- 掲載文

▬▬▬

過去には大きな注目を浴びて来日してきたメジャー選手が全く結果を残せず1年持たずに契約を破棄し、アメリカへ帰ることもあります。
歴史的な外国人選手
ここからは今でもプロ野球ファンに語り継がれるチームに多大なる貢献をした助っ人外国人を紹介していきます。名前を聞いて懐かしいな!と思う選手も少ないはずです!
ランディ・バース 阪神
阪神の初優勝に大きな貢献をしたランディ・バース。1983年〜1988年シーズンの5年間、阪神一筋でプレーをした。当時、圧巻のバッティングから「神様、仏様」と称えれるほどの選手。当時の阪神打線は「ウル虎戦士」と呼ばれる強力打線で当時の巨人のエース槙原投手から「バース、掛布、岡田のバックスクリーン3連発」は球史に残る記録だ。
2度の三冠王に輝き、当時の首位打者の時の打率.389は未だに破られてはいない記録だ。三冠王の最高記録は
- 打率.350
- 本塁打54本
- 打点134
と凄まじい数字を残している。現役時の彼は努力家でも有名でチームメイトや阪神ファンから愛されており今でも愛されている名選手だ。チームの主力選手が努力する姿を見せることで間違いなく、チーム内で切磋琢磨しあいいい雰囲気の中プレーできていたのだろう。アメリカ帰国後は衆議院も務めた。
アレックス・ラミレス ヤクルト-巨人-DeNA
続いては「ラミちゃん」の愛称で親しまれているラミレス。巨人に移籍して2年目で首位打者に輝く。ホームラン王に2度、打点王に4度輝いている。
また、外国人選手初となるシーズン200本安打を達成。さらにDeNA時代には外国人選手初の2000本安打達成。名球界入りを果たした。野球の研究に熱心だったラミレスはその見た目からは想像できないが力対力の勝負ではなく、緻密な配球を研究し結果を残していたのだ。
現役を退いた後は独立リーグでのプレー後、DeNAの監督にも就任。その人柄と親しみやすい性格から人を寄せ付け多くのファンに愛されてきた。
現在YouTubeチャンネル「ラミちゃんねる」の登録者数は23万人。

▬▬▬

- 取り組む課題
[A] 助っ人外国人の文章から、「アレックス・ラミレス ヤクルト-巨人-DeNA」から「多くのファンに愛されてきた。」までを一字も変えずにすべて書き写すこと。
[B] 助っ人外国人の文章の最後の文に続く部分を書き足すこと。

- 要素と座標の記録
▬▬▬

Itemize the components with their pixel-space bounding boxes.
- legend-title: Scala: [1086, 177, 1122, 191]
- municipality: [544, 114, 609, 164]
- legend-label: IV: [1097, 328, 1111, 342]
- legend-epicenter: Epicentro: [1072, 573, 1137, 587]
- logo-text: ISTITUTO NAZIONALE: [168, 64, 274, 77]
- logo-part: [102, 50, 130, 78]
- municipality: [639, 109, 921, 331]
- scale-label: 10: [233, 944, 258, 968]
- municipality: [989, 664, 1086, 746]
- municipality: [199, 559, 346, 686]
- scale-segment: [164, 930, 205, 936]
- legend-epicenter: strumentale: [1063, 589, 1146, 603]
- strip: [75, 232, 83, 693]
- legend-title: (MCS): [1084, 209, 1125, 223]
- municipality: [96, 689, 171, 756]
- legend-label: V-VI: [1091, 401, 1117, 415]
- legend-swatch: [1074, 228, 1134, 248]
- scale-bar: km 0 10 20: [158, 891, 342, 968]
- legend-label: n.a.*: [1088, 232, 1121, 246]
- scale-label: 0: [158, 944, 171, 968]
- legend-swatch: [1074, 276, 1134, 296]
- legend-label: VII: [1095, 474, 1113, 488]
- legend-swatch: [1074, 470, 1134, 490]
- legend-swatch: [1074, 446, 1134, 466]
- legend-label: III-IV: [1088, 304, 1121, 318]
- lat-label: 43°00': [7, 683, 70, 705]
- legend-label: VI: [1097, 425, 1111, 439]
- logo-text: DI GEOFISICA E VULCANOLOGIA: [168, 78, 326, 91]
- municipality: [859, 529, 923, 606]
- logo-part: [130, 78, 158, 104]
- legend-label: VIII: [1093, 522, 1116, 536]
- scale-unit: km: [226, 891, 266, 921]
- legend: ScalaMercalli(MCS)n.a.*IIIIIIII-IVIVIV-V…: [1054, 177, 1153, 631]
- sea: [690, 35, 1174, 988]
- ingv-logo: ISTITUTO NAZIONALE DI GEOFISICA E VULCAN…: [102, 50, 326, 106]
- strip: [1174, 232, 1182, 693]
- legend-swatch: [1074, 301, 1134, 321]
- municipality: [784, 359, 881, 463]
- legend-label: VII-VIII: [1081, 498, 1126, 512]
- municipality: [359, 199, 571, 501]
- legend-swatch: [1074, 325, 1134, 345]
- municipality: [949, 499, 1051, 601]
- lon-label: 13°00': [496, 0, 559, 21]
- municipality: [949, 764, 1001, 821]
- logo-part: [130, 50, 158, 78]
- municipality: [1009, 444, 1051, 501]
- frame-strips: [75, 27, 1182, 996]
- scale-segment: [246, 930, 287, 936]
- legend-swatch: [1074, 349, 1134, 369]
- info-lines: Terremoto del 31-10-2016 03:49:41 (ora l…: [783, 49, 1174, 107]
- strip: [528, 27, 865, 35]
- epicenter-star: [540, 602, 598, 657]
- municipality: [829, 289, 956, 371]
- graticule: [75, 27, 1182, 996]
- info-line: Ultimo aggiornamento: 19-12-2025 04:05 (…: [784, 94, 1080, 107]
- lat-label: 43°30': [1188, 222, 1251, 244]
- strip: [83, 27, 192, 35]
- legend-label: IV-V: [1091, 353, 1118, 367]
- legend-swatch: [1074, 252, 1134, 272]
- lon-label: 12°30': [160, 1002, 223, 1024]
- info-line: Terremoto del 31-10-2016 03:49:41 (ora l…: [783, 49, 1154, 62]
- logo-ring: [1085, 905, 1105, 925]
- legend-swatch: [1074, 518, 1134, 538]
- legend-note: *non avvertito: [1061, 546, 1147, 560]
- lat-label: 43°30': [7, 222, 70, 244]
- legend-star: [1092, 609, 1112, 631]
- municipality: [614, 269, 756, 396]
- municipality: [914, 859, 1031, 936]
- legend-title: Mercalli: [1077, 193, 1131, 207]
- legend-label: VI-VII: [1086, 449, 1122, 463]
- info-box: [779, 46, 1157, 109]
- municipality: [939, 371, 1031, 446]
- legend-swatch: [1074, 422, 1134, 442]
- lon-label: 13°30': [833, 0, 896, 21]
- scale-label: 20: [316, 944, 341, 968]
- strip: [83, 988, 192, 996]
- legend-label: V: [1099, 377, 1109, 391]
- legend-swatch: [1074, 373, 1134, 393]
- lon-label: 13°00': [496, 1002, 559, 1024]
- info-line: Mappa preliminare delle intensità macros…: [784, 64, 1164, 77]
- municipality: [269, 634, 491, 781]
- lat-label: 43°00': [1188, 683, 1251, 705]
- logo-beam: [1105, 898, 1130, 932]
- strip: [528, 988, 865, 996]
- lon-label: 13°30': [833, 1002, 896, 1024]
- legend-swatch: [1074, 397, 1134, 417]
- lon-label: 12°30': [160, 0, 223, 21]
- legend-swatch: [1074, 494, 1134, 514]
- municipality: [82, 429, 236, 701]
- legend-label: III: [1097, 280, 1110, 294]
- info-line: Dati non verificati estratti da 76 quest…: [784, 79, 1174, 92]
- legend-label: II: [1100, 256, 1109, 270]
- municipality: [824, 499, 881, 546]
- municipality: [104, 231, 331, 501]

▬▬▬

- 回答
[A]
アレックス・ラミレス ヤクルト-巨人-DeNA
続いては「ラミちゃん」の愛称で親しまれているラミレス。巨人に移籍して2年目で首位打者に輝く。ホームラン王に2度、打点王に4度輝いている。
また、外国人選手初となるシーズン200本安打を達成。さらにDeNA時代には外国人選手初の2000本安打達成。名球界入りを果たした。野球の研究に熱心だったラミレスはその見た目からは想像できないが力対力の勝負ではなく、緻密な配球を研究し結果を残していたのだ。
現役を退いた後は独立リーグでのプレー後、DeNAの監督にも就任。その人柄と親しみやすい性格から人を寄せ付け多くのファンに愛されてきた。

[B]
ウラディミール・バレンティン ヤクルト-ホークス
現役当時、史上2人目となる3年連続のホームラン王に輝く。当時王貞治さんが保持していたシーズン最多ホームラン55本をバレンティン選手は塗り替えシーズン最多の60本を放った。
15年シーズンを除くとヤクルト時代では毎年、30本以上のホームランをマークしていた。ホークスに移籍してからは結果が伸び悩み退団した。
アレックス・カブレラ 西武-ホークス
西武在籍時の2002年シーズンには王貞治と並ぶ55本のホームランを放ったスラッガー。3年連続でホームランは49本、55本、50本と脅威の数字を残している。ホームランやその飛距離は誰もが驚くほどのバッティングだった。
しかし、ホームランバッターとなるとイメージして多いのが「ブンブン丸」ホームランや長打が多い分、三振や凡打が多い選手のことだ。
しかし、カブレラはそんなイメージとはかけ離れており日本に在籍した12年間での通算打率は.303とハイアベレージをマークしていた。
クリス・ジョンソン 広島
ジョンソン投手は来日して即戦力として活躍。先発ローテーションの柱を確立。2年目には先発投手の最たる賞「沢村賞」を受賞。
広島初となるリーグ優勝に大いに貢献。
プレーだけではなく、ジョンソンは日本、特に本拠地である広島に親しみを持っていた。広島を第二の故郷だと思っているそうだ。ファンもジョンソンの活躍と明るい性格から親しみを持っていた。
デニス・サファテ 広島-西武-ホークス
「キング・オブ・クローザー」の名に相応しい守護神。鷹の守護神として一代を築き上げたクローザー。伝説級の活躍でホークスの連覇に多大なる貢献をしてきた。
ホークス在籍時の15年〜17年シーズンでは3年連続のセーブ王に輝いた。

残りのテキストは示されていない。